* TO BE DONE
Among the entries below, find the lines with "อยากให" and copy them.

===== THE DATA

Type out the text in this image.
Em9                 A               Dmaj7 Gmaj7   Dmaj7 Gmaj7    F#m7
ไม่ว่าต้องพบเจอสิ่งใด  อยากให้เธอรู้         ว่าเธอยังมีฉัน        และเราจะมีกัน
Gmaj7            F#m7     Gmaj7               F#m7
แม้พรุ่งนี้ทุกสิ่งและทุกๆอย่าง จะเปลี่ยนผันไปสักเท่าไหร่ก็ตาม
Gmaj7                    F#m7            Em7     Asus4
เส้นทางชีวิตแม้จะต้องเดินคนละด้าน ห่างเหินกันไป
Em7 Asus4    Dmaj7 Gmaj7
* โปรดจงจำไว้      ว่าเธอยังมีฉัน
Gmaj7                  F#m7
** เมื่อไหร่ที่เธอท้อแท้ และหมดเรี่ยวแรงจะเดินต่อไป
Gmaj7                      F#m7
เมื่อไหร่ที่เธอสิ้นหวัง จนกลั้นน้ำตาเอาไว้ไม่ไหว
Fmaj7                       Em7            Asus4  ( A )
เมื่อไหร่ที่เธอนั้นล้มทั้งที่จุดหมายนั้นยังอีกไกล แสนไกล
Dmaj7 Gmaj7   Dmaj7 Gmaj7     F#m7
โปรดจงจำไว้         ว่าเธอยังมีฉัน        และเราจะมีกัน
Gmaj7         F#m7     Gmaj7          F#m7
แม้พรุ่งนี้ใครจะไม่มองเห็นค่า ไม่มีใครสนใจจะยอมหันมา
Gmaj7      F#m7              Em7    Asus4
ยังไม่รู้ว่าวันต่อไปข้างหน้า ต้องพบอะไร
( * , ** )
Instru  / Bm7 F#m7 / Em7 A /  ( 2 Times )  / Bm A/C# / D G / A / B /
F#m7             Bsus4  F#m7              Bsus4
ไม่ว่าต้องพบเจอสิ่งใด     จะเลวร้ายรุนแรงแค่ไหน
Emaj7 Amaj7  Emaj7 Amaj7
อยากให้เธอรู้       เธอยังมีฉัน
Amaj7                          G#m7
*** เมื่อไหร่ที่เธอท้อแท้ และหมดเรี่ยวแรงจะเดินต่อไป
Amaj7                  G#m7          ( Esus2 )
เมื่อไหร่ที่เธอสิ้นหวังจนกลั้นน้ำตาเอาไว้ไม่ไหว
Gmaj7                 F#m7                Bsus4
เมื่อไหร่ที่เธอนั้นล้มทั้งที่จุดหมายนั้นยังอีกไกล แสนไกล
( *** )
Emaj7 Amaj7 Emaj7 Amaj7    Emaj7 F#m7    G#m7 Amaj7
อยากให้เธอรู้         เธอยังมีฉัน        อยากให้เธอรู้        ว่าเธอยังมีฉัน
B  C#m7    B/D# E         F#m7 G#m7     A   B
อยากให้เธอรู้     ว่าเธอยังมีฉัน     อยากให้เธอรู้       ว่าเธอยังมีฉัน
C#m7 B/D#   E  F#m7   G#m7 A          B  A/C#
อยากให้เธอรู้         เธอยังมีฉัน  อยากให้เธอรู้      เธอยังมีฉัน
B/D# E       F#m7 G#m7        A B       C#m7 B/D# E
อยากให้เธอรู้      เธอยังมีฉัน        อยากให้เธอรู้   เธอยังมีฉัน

==========

* EXERCISE OUTPUT
ไม่ว่าต้องพบเจอสิ่งใด  อยากให้เธอรู้         ว่าเธอยังมีฉัน        และเราจะมีกัน
อยากให้เธอรู้       เธอยังมีฉัน
อยากให้เธอรู้         เธอยังมีฉัน        อยากให้เธอรู้        ว่าเธอยังมีฉัน
อยากให้เธอรู้     ว่าเธอยังมีฉัน     อยากให้เธอรู้       ว่าเธอยังมีฉัน
อยากให้เธอรู้         เธอยังมีฉัน  อยากให้เธอรู้      เธอยังมีฉัน
อยากให้เธอรู้      เธอยังมีฉัน        อยากให้เธอรู้   เธอยังมีฉัน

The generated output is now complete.